Written instruction
Please convert the lines below into a JSON list of strings, with one string per line and blank lines omitted.

*** Records to use

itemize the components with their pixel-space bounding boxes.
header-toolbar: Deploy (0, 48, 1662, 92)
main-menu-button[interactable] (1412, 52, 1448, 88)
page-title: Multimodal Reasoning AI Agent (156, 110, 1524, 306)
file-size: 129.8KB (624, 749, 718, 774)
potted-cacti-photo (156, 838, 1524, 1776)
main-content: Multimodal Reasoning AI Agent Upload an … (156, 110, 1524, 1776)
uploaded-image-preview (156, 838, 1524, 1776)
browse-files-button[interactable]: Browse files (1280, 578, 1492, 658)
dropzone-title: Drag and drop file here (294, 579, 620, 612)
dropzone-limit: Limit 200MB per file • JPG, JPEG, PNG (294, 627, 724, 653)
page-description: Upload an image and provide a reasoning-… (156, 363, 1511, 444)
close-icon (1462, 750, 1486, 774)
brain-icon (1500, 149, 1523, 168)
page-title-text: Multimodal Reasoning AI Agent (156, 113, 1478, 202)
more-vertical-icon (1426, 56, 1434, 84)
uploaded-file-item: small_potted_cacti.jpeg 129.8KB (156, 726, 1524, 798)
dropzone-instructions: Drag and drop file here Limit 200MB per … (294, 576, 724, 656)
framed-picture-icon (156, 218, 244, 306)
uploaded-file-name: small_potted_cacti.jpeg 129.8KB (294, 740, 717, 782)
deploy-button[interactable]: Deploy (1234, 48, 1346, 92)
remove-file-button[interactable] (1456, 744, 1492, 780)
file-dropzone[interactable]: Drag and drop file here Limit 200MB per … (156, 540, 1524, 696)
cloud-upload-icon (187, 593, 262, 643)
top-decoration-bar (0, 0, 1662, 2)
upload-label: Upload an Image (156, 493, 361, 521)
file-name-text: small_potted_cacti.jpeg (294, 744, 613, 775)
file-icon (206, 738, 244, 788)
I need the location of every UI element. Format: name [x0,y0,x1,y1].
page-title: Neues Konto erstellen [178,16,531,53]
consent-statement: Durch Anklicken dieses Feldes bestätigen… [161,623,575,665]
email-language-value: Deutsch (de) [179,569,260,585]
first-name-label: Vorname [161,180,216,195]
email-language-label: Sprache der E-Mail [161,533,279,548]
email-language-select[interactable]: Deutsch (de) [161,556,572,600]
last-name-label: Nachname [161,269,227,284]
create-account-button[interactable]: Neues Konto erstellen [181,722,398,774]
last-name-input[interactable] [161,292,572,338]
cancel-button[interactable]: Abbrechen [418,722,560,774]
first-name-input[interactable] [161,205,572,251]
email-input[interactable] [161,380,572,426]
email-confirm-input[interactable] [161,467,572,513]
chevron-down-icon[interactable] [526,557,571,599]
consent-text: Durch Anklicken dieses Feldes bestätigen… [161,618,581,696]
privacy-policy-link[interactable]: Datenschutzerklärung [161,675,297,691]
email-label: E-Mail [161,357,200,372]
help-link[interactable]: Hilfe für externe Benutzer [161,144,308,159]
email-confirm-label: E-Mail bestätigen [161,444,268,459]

******

Task response
[
  "itemize the components with their pixel-space bounding boxes.",
  "header-toolbar: Deploy (0, 48, 1662, 92)",
  "main-menu-button[interactable] (1412, 52, 1448, 88)",
  "page-title: Multimodal Reasoning AI Agent (156, 110, 1524, 306)",
  "file-size: 129.8KB (624, 749, 718, 774)",
  "potted-cacti-photo (156, 838, 1524, 1776)",
  "main-content: Multimodal Reasoning AI Agent Upload an … (156, 110, 1524, 1776)",
  "uploaded-image-preview (156, 838, 1524, 1776)",
  "browse-files-button[interactable]: Browse files (1280, 578, 1492, 658)",
  "dropzone-title: Drag and drop file here (294, 579, 620, 612)",
  "dropzone-limit: Limit 200MB per file • JPG, JPEG, PNG (294, 627, 724, 653)",
  "page-description: Upload an image and provide a reasoning-… (156, 363, 1511, 444)",
  "close-icon (1462, 750, 1486, 774)",
  "brain-icon (1500, 149, 1523, 168)",
  "page-title-text: Multimodal Reasoning AI Agent (156, 113, 1478, 202)",
  "more-vertical-icon (1426, 56, 1434, 84)",
  "uploaded-file-item: small_potted_cacti.jpeg 129.8KB (156, 726, 1524, 798)",
  "dropzone-instructions: Drag and drop file here Limit 200MB per … (294, 576, 724, 656)",
  "framed-picture-icon (156, 218, 244, 306)",
  "uploaded-file-name: small_potted_cacti.jpeg 129.8KB (294, 740, 717, 782)",
  "deploy-button[interactable]: Deploy (1234, 48, 1346, 92)",
  "remove-file-button[interactable] (1456, 744, 1492, 780)",
  "file-dropzone[interactable]: Drag and drop file here Limit 200MB per … (156, 540, 1524, 696)",
  "cloud-upload-icon (187, 593, 262, 643)",
  "top-decoration-bar (0, 0, 1662, 2)",
  "upload-label: Upload an Image (156, 493, 361, 521)",
  "file-name-text: small_potted_cacti.jpeg (294, 744, 613, 775)",
  "file-icon (206, 738, 244, 788)",
  "I need the location of every UI element. Format: name [x0,y0,x1,y1].",
  "page-title: Neues Konto erstellen [178,16,531,53]",
  "consent-statement: Durch Anklicken dieses Feldes bestätigen… [161,623,575,665]",
  "email-language-value: Deutsch (de) [179,569,260,585]",
  "first-name-label: Vorname [161,180,216,195]",
  "email-language-label: Sprache der E-Mail [161,533,279,548]",
  "email-language-select[interactable]: Deutsch (de) [161,556,572,600]",
  "last-name-label: Nachname [161,269,227,284]",
  "create-account-button[interactable]: Neues Konto erstellen [181,722,398,774]",
  "last-name-input[interactable] [161,292,572,338]",
  "cancel-button[interactable]: Abbrechen [418,722,560,774]",
  "first-name-input[interactable] [161,205,572,251]",
  "email-input[interactable] [161,380,572,426]",
  "email-confirm-input[interactable] [161,467,572,513]",
  "chevron-down-icon[interactable] [526,557,571,599]",
  "consent-text: Durch Anklicken dieses Feldes bestätigen… [161,618,581,696]",
  "privacy-policy-link[interactable]: Datenschutzerklärung [161,675,297,691]",
  "email-label: E-Mail [161,357,200,372]",
  "help-link[interactable]: Hilfe für externe Benutzer [161,144,308,159]",
  "email-confirm-label: E-Mail bestätigen [161,444,268,459]"
]